* Record list *
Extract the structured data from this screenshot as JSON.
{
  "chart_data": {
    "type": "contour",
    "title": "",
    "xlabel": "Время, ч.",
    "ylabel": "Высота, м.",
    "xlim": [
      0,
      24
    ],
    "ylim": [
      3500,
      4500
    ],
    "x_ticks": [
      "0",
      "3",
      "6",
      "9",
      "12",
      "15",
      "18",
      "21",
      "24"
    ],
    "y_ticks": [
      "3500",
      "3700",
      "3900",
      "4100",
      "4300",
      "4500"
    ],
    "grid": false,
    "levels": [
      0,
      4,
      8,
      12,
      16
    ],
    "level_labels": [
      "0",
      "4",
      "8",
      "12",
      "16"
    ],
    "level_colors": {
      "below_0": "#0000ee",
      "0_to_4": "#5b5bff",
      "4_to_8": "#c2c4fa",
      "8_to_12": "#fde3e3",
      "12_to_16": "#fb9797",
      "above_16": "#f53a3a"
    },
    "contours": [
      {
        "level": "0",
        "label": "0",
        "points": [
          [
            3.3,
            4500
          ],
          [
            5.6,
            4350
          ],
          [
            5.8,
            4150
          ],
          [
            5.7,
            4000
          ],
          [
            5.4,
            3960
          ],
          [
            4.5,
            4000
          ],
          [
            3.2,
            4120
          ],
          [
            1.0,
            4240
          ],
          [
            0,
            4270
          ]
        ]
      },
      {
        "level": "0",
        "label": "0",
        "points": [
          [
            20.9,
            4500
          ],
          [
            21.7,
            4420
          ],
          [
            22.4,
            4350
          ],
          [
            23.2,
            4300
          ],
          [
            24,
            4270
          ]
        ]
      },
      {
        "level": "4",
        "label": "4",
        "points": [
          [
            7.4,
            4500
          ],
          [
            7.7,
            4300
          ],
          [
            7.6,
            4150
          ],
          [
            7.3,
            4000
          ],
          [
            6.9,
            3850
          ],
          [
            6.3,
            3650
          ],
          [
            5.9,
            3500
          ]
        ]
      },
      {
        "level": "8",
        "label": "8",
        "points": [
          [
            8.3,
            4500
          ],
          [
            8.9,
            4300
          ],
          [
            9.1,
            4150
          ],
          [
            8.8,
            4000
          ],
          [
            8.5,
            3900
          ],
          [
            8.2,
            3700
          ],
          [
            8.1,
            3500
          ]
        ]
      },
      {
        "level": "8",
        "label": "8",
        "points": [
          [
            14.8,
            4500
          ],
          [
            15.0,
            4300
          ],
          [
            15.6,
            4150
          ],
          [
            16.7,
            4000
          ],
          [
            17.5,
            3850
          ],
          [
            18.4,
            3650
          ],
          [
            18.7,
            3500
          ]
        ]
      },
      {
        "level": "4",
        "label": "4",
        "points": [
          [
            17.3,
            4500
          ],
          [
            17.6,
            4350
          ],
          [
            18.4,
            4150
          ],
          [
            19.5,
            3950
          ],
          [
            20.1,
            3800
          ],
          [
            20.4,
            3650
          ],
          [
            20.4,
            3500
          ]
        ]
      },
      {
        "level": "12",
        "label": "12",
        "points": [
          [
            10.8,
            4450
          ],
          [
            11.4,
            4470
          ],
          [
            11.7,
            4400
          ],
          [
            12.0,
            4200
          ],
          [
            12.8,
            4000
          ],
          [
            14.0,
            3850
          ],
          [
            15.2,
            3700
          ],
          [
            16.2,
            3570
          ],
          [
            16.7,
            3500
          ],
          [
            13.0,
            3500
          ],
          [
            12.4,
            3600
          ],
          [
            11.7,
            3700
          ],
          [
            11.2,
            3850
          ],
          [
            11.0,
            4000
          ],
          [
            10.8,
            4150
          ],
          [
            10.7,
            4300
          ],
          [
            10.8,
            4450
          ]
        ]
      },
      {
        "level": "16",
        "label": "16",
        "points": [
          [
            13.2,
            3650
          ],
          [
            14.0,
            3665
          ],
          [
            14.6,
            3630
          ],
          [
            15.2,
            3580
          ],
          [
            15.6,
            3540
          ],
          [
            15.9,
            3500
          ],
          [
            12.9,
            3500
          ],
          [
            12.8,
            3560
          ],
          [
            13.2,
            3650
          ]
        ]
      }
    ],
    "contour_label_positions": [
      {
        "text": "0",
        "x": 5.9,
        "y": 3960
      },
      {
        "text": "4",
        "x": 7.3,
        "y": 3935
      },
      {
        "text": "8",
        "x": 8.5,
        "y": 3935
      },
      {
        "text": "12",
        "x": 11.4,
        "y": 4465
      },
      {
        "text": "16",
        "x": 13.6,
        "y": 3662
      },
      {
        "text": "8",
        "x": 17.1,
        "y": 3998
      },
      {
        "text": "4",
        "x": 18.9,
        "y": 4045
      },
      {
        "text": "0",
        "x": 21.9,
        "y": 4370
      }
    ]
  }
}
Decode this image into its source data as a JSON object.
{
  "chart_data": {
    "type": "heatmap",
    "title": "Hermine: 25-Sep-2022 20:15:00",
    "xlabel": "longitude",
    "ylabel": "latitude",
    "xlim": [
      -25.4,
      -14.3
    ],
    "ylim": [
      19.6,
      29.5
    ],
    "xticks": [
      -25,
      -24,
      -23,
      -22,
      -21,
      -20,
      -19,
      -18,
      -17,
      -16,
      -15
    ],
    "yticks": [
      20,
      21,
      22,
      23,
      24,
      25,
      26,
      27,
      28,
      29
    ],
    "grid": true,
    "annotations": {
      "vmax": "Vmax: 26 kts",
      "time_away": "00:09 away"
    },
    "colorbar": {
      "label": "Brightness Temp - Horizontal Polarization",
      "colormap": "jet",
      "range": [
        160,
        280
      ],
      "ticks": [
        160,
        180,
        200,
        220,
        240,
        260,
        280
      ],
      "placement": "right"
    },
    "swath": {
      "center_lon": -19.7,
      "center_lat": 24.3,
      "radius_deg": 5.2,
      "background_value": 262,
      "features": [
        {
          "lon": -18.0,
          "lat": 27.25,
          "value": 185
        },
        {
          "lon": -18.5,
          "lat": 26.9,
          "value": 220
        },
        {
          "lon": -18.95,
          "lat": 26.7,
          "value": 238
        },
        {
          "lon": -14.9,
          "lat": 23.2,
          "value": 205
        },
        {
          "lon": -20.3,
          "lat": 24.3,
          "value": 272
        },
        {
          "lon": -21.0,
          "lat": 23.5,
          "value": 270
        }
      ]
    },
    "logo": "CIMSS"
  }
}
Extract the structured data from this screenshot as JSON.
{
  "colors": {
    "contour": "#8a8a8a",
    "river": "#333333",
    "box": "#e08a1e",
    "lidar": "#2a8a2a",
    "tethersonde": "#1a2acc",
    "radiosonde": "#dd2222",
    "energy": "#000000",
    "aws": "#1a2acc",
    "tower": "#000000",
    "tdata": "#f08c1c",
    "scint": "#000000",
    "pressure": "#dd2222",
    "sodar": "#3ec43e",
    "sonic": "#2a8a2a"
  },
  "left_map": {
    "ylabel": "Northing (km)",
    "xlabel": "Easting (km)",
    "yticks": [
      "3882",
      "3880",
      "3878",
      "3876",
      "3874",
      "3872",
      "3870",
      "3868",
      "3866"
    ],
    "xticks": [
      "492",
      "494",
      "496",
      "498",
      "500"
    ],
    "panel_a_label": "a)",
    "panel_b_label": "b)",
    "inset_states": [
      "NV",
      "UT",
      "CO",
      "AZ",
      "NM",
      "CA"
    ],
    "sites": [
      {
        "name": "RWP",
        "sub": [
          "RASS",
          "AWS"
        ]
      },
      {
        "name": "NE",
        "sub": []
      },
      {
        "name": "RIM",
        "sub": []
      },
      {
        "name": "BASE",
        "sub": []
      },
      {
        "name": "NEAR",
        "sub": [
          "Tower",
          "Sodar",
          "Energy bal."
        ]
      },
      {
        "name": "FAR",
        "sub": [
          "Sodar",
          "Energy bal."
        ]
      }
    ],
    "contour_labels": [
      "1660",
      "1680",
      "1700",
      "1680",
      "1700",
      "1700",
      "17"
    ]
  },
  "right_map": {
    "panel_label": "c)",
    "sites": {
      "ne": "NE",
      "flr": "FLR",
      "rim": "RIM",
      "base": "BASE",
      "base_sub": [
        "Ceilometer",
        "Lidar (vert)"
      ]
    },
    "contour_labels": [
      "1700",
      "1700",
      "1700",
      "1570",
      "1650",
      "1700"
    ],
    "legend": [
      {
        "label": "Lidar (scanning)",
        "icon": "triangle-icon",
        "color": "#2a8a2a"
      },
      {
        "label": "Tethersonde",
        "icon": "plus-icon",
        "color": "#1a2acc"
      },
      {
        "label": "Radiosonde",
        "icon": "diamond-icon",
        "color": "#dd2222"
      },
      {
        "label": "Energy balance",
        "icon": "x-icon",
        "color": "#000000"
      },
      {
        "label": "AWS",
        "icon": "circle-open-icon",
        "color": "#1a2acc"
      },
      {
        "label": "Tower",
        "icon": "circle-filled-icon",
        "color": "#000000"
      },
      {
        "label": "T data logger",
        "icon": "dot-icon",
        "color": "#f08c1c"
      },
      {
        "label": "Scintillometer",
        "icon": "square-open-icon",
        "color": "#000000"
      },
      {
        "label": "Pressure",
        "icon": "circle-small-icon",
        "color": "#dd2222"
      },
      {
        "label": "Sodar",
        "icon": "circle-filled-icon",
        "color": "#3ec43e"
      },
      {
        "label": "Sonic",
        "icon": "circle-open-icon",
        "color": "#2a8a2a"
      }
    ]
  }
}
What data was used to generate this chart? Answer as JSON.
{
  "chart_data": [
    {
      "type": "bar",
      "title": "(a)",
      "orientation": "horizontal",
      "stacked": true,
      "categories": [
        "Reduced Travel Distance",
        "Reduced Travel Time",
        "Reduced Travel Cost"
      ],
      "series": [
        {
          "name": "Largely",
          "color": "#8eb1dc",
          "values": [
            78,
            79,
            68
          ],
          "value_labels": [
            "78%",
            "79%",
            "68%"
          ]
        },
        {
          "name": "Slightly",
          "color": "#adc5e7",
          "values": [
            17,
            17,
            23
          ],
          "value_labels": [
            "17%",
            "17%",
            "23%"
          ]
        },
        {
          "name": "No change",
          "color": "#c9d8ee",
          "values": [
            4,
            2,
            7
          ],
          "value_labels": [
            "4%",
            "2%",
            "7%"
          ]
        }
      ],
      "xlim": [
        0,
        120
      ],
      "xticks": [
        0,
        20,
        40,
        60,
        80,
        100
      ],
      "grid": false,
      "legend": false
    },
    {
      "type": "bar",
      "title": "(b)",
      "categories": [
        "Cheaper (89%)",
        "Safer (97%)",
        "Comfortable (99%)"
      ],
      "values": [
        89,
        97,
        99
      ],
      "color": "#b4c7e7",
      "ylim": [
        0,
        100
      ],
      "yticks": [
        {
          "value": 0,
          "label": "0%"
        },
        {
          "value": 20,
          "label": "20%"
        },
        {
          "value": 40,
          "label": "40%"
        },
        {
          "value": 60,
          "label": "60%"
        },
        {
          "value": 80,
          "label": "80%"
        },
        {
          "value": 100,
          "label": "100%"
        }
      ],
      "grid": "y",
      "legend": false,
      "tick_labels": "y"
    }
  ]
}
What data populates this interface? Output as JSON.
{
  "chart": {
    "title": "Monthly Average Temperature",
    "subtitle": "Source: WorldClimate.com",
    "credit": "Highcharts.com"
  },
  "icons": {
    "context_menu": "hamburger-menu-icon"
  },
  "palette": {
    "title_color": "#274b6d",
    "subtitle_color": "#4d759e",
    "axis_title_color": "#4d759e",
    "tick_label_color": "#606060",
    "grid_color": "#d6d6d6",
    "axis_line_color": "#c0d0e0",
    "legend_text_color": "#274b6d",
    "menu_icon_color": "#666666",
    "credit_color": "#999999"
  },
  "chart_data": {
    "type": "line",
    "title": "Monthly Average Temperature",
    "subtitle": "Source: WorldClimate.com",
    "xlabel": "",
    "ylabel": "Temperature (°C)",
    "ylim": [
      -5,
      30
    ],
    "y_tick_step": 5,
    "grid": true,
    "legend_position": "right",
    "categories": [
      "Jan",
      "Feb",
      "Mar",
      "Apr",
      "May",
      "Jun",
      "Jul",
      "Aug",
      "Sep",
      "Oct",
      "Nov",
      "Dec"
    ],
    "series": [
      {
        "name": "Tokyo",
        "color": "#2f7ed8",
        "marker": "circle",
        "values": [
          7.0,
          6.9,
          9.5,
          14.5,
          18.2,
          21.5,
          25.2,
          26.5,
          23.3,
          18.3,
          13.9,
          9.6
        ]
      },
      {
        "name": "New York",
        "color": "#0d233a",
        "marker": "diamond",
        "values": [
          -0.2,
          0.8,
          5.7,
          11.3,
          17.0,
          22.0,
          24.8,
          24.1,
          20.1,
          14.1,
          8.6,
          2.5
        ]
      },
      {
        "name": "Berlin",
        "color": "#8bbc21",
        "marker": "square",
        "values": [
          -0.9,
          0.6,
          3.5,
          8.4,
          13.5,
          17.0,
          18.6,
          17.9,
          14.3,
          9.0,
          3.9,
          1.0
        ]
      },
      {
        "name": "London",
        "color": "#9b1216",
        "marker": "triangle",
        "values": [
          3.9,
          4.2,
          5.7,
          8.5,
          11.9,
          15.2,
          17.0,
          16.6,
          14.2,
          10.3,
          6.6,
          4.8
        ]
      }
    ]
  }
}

* The problem *
Collect each line holding the string "square".

* Solution to the exercise *
        "icon": "square-open-icon",
        "marker": "square",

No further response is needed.